§ **Directions for this task**
The material below should be written out in full and exactly; pictures stay out of the copy.

━━━━━━━━

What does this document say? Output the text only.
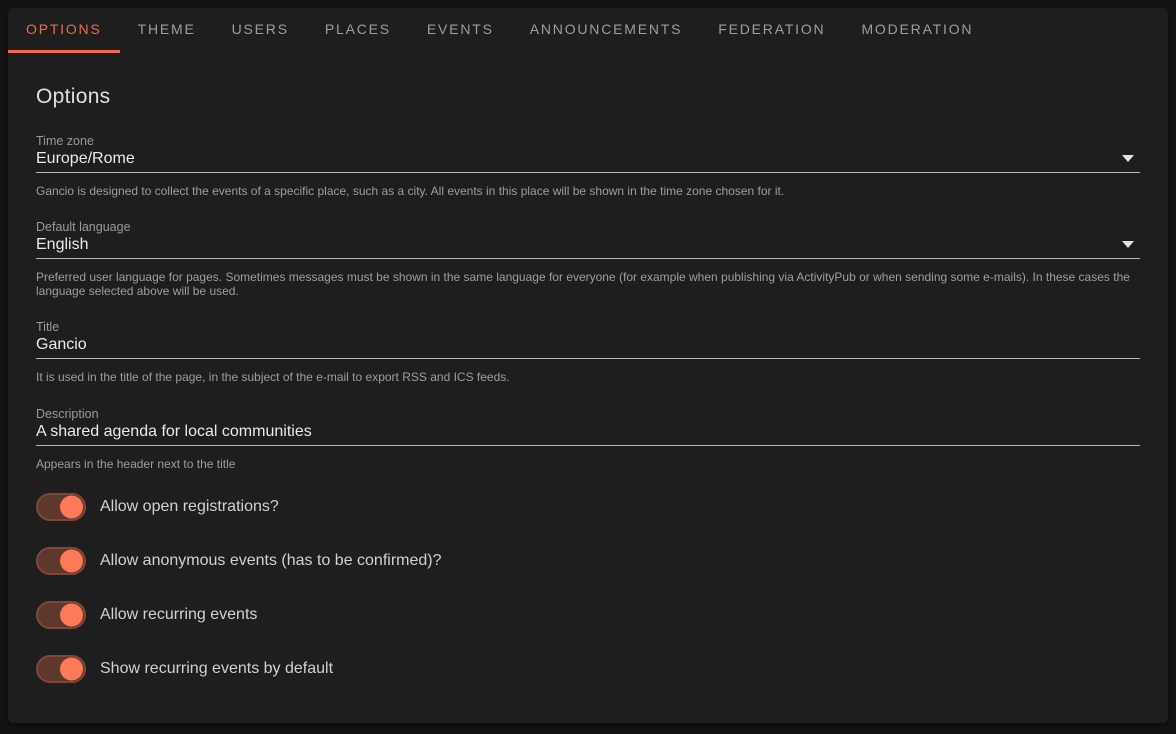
OPTIONS	THEME	USERS	PLACES	EVENTS	ANNOUNCEMENTS	FEDERATION	MODERATION
Options
Time zone
Europe/Rome
Gancio is designed to collect the events of a specific place, such as a city. All events in this place will be shown in the time zone chosen for it.
Default language
English
Preferred user language for pages. Sometimes messages must be shown in the same language for everyone (for example when publishing via ActivityPub or when sending some e-mails). In these cases the language selected above will be used.
Title
Gancio
It is used in the title of the page, in the subject of the e-mail to export RSS and ICS feeds.
Description
A shared agenda for local communities
Appears in the header next to the title
Allow open registrations?
Allow anonymous events (has to be confirmed)?
Allow recurring events
Show recurring events by default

━━━━━━━━

§ **Answer to the exercise**
What does this document say? Output the text only.
OPTIONS	THEME	USERS	PLACES	EVENTS	ANNOUNCEMENTS	FEDERATION	MODERATION
Options
Time zone
Europe/Rome
Gancio is designed to collect the events of a specific place, such as a city. All events in this place will be shown in the time zone chosen for it.
Default language
English
Preferred user language for pages. Sometimes messages must be shown in the same language for everyone (for example when publishing via ActivityPub or when sending some e-mails). In these cases the language selected above will be used.
Title
Gancio
It is used in the title of the page, in the subject of the e-mail to export RSS and ICS feeds.
Description
A shared agenda for local communities
Appears in the header next to the title
Allow open registrations?
Allow anonymous events (has to be confirmed)?
Allow recurring events
Show recurring events by default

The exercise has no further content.